§ Records supplied
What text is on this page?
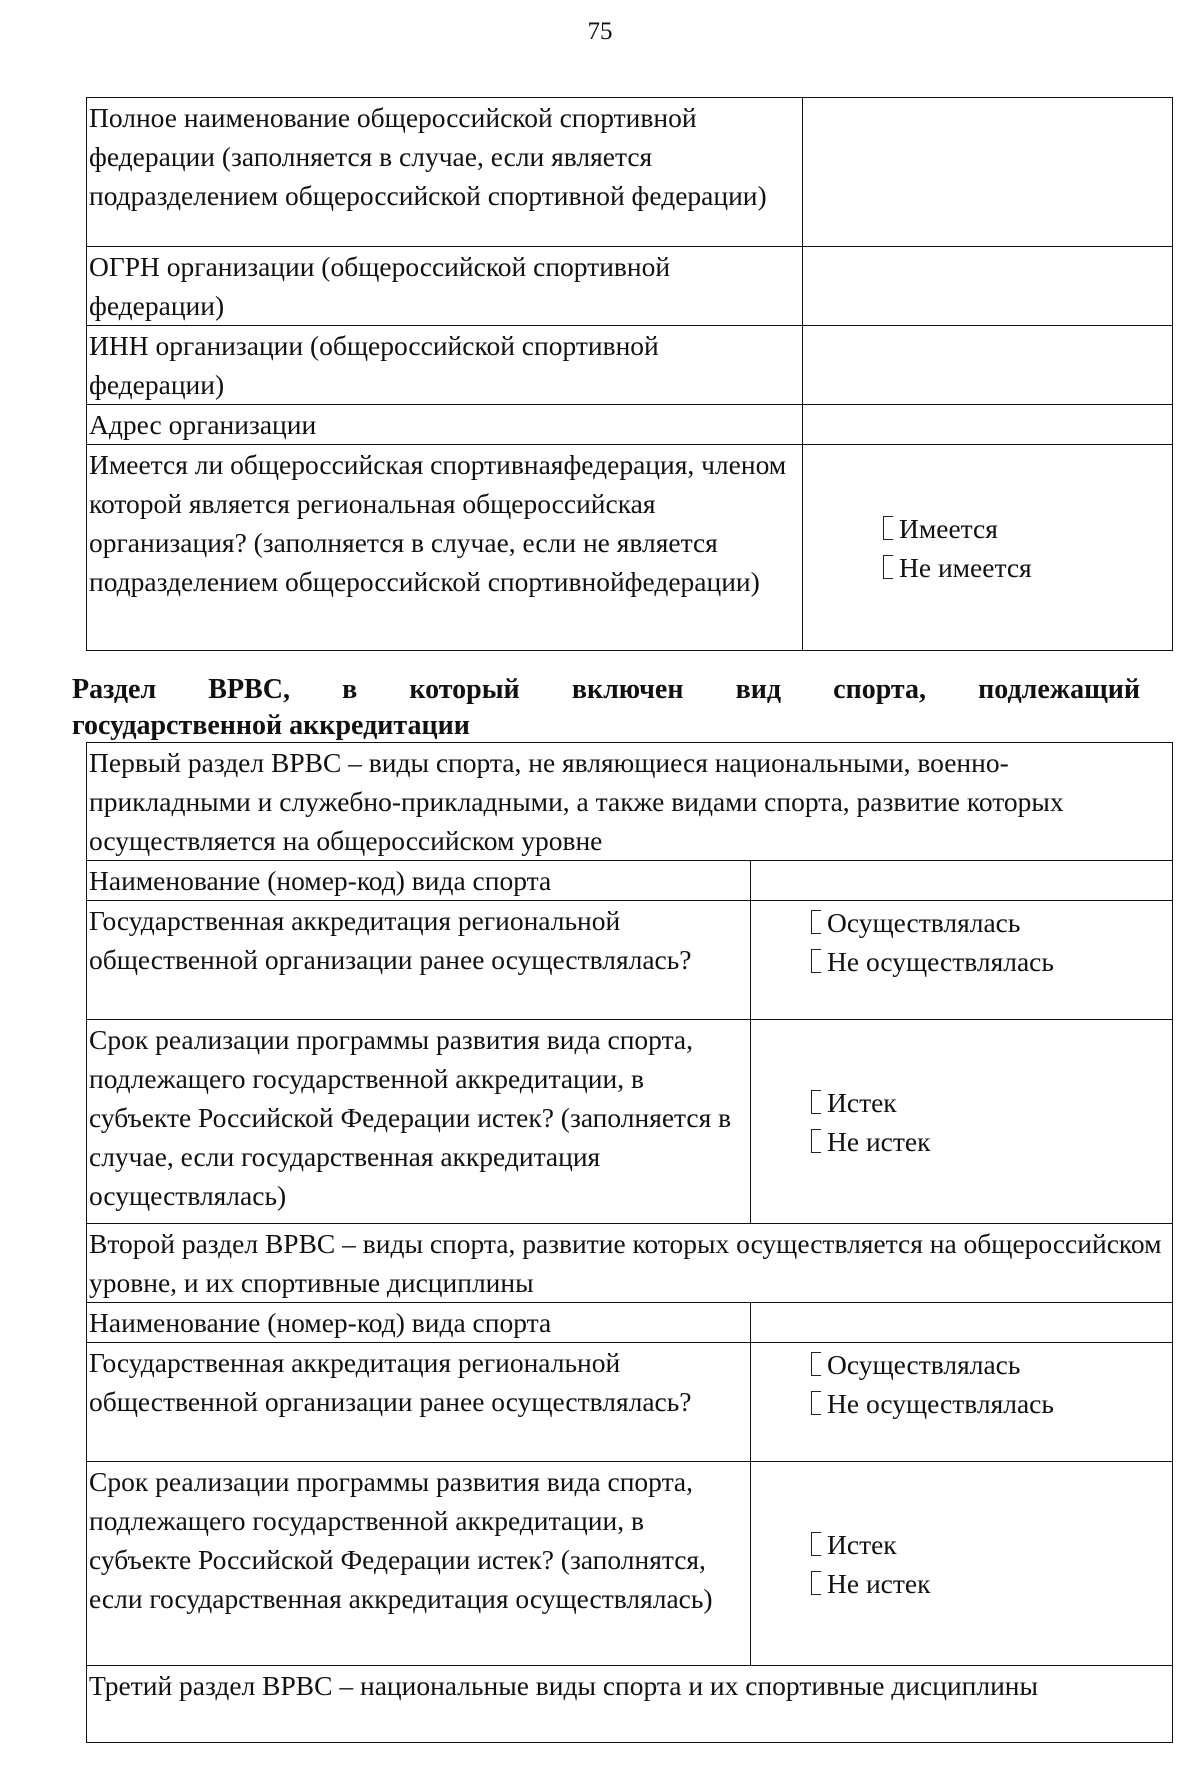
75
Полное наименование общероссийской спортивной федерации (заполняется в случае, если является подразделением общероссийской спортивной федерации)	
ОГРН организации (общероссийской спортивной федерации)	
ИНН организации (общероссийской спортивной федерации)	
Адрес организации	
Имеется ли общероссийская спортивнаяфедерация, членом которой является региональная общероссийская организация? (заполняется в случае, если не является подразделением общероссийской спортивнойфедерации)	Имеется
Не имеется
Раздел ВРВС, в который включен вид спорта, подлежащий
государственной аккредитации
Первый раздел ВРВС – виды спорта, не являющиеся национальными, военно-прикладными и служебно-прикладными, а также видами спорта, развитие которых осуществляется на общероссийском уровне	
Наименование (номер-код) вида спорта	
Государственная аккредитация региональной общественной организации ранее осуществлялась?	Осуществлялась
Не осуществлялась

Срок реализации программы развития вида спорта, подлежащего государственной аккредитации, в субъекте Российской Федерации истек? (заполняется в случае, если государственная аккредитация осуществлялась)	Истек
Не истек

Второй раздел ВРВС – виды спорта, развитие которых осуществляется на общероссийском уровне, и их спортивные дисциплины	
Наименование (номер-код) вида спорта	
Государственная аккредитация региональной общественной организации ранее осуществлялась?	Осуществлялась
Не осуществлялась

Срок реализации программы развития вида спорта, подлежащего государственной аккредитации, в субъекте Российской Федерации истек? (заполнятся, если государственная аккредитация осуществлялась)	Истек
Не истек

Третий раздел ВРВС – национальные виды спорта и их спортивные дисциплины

...

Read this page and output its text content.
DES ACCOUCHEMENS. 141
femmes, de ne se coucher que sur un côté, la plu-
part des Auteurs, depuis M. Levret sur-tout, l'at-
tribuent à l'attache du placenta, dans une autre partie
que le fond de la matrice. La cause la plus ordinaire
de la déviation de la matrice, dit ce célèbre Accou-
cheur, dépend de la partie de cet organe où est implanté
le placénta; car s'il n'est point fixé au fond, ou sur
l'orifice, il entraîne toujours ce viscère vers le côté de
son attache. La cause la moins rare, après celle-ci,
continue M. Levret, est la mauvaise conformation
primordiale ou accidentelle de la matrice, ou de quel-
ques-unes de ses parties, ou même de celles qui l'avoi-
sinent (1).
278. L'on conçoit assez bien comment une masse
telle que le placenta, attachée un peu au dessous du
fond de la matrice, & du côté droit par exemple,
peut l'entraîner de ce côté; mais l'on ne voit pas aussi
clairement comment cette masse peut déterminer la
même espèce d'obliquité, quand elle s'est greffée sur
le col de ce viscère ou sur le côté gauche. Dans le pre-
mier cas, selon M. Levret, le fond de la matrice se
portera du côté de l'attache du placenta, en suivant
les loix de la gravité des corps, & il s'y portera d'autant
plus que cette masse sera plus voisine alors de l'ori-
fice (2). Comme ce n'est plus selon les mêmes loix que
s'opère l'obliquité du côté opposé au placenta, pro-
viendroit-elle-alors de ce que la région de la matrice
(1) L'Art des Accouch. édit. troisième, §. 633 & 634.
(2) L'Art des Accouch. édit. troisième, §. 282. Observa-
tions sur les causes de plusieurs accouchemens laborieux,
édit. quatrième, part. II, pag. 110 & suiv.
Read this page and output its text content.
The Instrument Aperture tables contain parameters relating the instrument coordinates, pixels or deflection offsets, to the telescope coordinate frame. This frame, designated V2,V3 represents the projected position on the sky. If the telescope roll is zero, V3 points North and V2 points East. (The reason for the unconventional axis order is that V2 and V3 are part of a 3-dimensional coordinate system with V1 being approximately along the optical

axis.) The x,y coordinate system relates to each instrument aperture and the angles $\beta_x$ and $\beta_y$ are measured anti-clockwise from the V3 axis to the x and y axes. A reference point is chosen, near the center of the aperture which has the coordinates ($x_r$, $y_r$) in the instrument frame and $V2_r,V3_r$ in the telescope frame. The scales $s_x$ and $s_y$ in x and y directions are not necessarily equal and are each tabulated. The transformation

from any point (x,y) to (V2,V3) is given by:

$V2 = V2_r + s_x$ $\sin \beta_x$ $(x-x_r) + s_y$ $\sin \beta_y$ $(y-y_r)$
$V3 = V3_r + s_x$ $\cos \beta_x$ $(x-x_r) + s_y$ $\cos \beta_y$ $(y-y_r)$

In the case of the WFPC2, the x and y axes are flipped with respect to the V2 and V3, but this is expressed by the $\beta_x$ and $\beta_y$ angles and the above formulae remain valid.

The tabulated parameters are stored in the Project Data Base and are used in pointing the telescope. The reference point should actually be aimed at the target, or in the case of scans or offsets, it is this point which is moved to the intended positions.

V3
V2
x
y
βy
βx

§ Goal
Where a line in the material contains "подразделением", copy that line.

§ Finished exercise
Полное наименование общероссийской спортивной федерации (заполняется в случае, если является подразделением общероссийской спортивной федерации)	
Имеется ли общероссийская спортивнаяфедерация, членом которой является региональная общероссийская организация? (заполняется в случае, если не является подразделением общероссийской спортивнойфедерации)	Имеется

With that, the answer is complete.